» ENTRIES SHOWN:
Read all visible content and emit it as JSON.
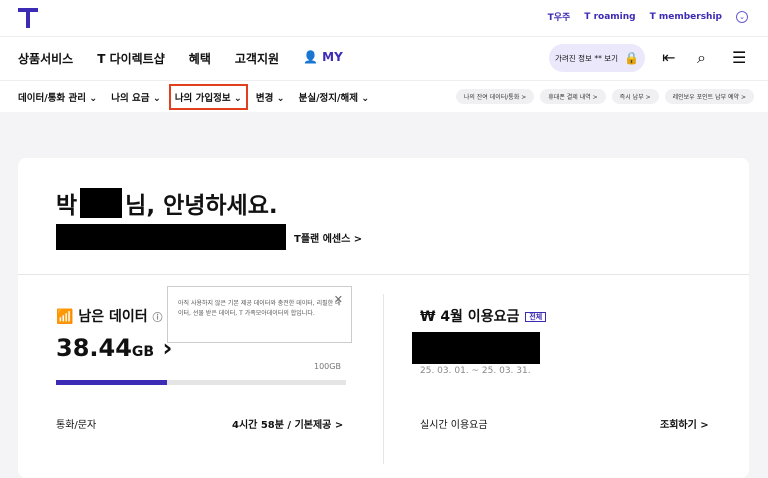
{
  "brand": {
    "logo": "T",
    "accent": "#3b2bb5"
  },
  "top_links": [
    "T우주",
    "T roaming",
    "T membership"
  ],
  "gnb": [
    "상품서비스",
    "T 다이렉트샵",
    "혜택",
    "고객지원",
    "MY"
  ],
  "hide_info_label": "가려진 정보 ** 보기",
  "subnav": [
    "데이터/통화 관리",
    "나의 요금",
    "나의 가입정보",
    "변경",
    "분실/정지/해제"
  ],
  "chips": [
    "나의 잔여 데이터/통화 >",
    "휴대폰 결제 내역 >",
    "즉시 납부 >",
    "레인보우 포인트 납부 예약 >"
  ],
  "greeting": {
    "prefix": "박",
    "suffix": "님, 안녕하세요."
  },
  "plan": "T플랜 에센스 >",
  "data": {
    "title": "남은 데이터",
    "value": "38.44",
    "unit": "GB",
    "total": "100GB",
    "remaining_fraction": 0.3844
  },
  "tooltip": "아직 사용하지 않은 기본 제공 데이터와 충전한 데이터, 리필한 데이터, 선물 받은 데이터, T 가족모아데이터의 합입니다.",
  "call": {
    "label": "통화/문자",
    "value": "4시간 58분 / 기본제공 >"
  },
  "bill": {
    "title": "₩ 4월 이용요금",
    "badge": "전체",
    "period": "25. 03. 01. ~ 25. 03. 31.",
    "realtime_label": "실시간 이용요금",
    "realtime_link": "조회하기 >"
  }
}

» STATED PROBLEM: Repeat every record above exactly, but leave out any pictures.

» SOLUTION FOR THIS EXERCISE:
Read all visible content and emit it as JSON.
{
  "brand": {
    "logo": "T",
    "accent": "#3b2bb5"
  },
  "top_links": [
    "T우주",
    "T roaming",
    "T membership"
  ],
  "gnb": [
    "상품서비스",
    "T 다이렉트샵",
    "혜택",
    "고객지원",
    "MY"
  ],
  "hide_info_label": "가려진 정보 ** 보기",
  "subnav": [
    "데이터/통화 관리",
    "나의 요금",
    "나의 가입정보",
    "변경",
    "분실/정지/해제"
  ],
  "chips": [
    "나의 잔여 데이터/통화 >",
    "휴대폰 결제 내역 >",
    "즉시 납부 >",
    "레인보우 포인트 납부 예약 >"
  ],
  "greeting": {
    "prefix": "박",
    "suffix": "님, 안녕하세요."
  },
  "plan": "T플랜 에센스 >",
  "data": {
    "title": "남은 데이터",
    "value": "38.44",
    "unit": "GB",
    "total": "100GB",
    "remaining_fraction": 0.3844
  },
  "tooltip": "아직 사용하지 않은 기본 제공 데이터와 충전한 데이터, 리필한 데이터, 선물 받은 데이터, T 가족모아데이터의 합입니다.",
  "call": {
    "label": "통화/문자",
    "value": "4시간 58분 / 기본제공 >"
  },
  "bill": {
    "title": "₩ 4월 이용요금",
    "badge": "전체",
    "period": "25. 03. 01. ~ 25. 03. 31.",
    "realtime_label": "실시간 이용요금",
    "realtime_link": "조회하기 >"
  }
}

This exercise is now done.